Collect each line below that contains the string "protrusion". Treat uppercase and lowercase as different.

↓

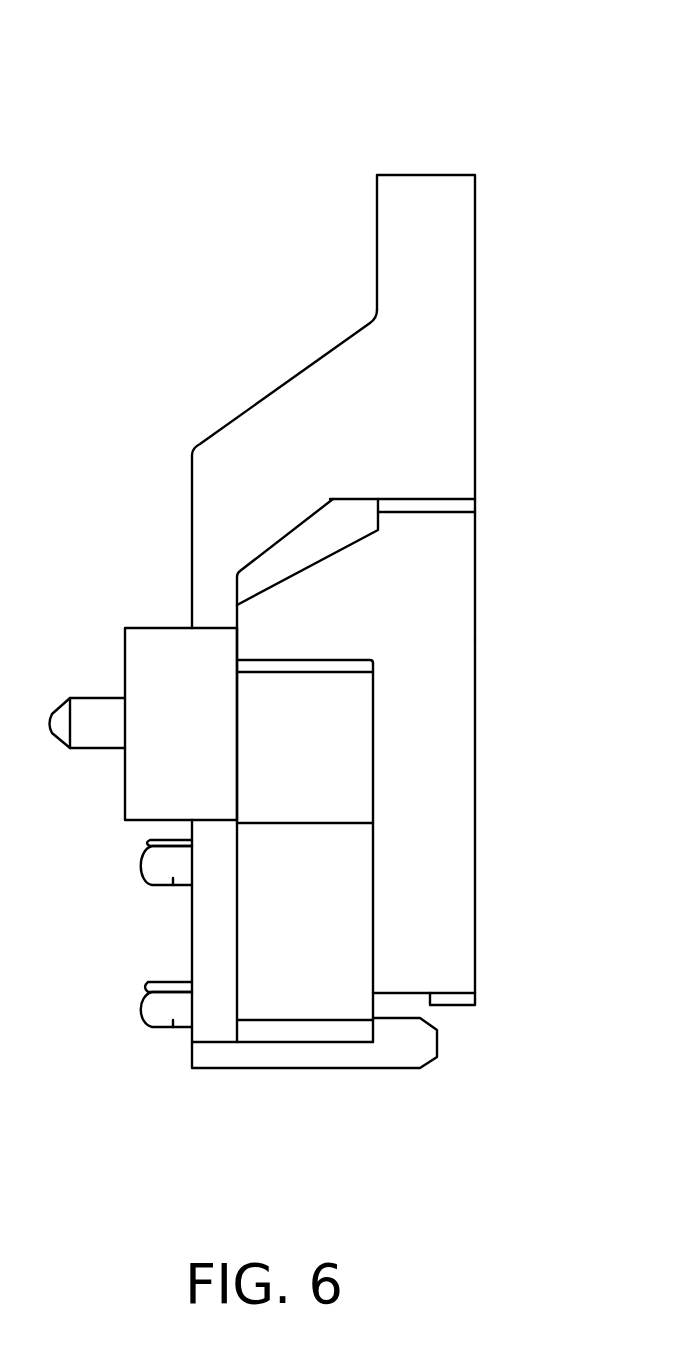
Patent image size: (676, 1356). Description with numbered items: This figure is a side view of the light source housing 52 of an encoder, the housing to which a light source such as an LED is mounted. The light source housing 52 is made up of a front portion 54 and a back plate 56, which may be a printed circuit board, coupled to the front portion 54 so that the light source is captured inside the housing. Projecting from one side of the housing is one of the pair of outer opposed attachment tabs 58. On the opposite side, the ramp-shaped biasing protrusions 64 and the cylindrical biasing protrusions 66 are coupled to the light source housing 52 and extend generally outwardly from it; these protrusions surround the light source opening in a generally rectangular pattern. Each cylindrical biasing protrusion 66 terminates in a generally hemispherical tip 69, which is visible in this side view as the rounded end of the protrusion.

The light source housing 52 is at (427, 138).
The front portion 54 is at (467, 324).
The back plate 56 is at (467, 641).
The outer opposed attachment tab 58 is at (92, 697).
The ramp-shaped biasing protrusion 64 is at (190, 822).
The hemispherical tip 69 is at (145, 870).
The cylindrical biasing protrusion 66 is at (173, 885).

↑
↓

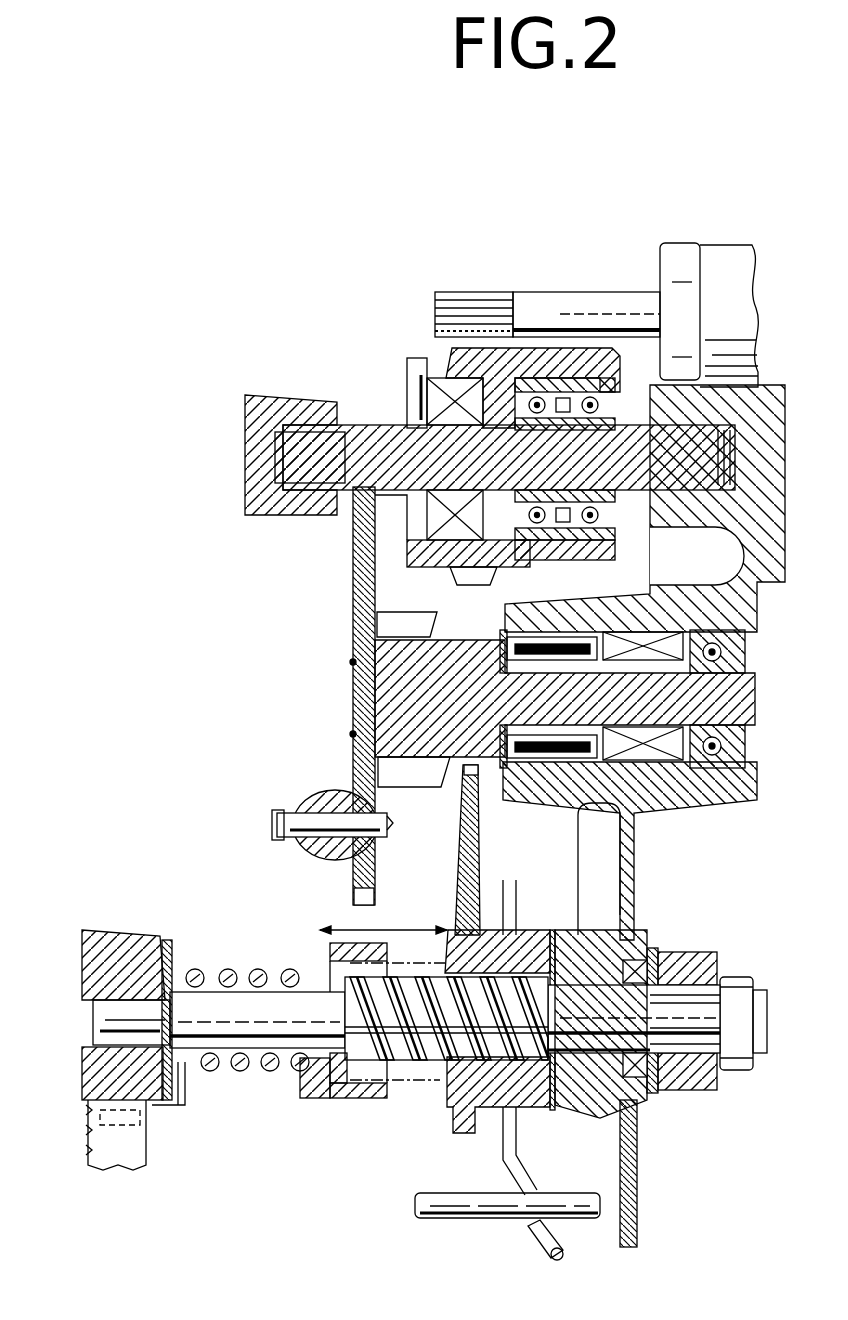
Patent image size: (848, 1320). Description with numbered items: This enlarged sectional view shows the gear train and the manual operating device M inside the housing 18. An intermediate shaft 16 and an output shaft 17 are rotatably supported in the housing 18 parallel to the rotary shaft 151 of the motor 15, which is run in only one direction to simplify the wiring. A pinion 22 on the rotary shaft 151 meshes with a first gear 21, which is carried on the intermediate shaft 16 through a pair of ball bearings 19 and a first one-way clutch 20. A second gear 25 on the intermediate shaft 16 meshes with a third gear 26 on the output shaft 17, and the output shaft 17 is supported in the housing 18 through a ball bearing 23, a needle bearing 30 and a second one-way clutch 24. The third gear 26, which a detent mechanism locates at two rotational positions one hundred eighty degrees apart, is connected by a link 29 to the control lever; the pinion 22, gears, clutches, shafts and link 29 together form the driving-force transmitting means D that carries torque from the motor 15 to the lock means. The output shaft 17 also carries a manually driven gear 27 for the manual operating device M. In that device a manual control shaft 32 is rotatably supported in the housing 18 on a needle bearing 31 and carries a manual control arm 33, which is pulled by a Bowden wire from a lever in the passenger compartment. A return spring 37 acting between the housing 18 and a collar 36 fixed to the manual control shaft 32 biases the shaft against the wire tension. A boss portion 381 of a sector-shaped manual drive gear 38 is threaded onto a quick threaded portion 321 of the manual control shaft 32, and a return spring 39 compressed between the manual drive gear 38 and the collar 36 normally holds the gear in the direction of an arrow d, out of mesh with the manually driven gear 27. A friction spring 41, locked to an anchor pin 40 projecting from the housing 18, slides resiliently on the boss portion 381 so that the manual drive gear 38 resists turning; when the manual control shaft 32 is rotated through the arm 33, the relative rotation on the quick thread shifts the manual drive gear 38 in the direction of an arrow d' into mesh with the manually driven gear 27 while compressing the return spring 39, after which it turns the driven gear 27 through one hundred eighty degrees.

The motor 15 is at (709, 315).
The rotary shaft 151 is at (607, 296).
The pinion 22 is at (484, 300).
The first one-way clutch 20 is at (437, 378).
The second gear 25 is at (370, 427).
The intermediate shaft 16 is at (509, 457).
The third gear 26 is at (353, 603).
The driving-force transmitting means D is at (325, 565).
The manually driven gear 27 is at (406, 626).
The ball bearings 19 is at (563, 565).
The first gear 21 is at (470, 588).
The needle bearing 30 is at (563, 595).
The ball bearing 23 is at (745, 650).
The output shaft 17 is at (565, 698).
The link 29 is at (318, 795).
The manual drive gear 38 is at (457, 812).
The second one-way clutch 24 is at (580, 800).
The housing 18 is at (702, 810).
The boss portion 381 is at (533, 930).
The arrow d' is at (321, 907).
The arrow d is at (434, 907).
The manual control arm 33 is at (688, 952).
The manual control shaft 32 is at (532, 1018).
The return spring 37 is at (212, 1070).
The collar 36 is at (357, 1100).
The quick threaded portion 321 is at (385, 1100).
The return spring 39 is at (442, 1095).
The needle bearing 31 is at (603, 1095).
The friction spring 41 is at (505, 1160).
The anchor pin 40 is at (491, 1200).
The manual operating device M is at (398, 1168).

↑

**Written solution:**
Patent image size: (676, 1356). Description with numbered items: This figure is a side view of the light source housing 52 of an encoder, the housing to which a light source such as an LED is mounted. The light source housing 52 is made up of a front portion 54 and a back plate 56, which may be a printed circuit board, coupled to the front portion 54 so that the light source is captured inside the housing. Projecting from one side of the housing is one of the pair of outer opposed attachment tabs 58. On the opposite side, the ramp-shaped biasing protrusions 64 and the cylindrical biasing protrusions 66 are coupled to the light source housing 52 and extend generally outwardly from it; these protrusions surround the light source opening in a generally rectangular pattern. Each cylindrical biasing protrusion 66 terminates in a generally hemispherical tip 69, which is visible in this side view as the rounded end of the protrusion.
The ramp-shaped biasing protrusion 64 is at (190, 822).
The cylindrical biasing protrusion 66 is at (173, 885).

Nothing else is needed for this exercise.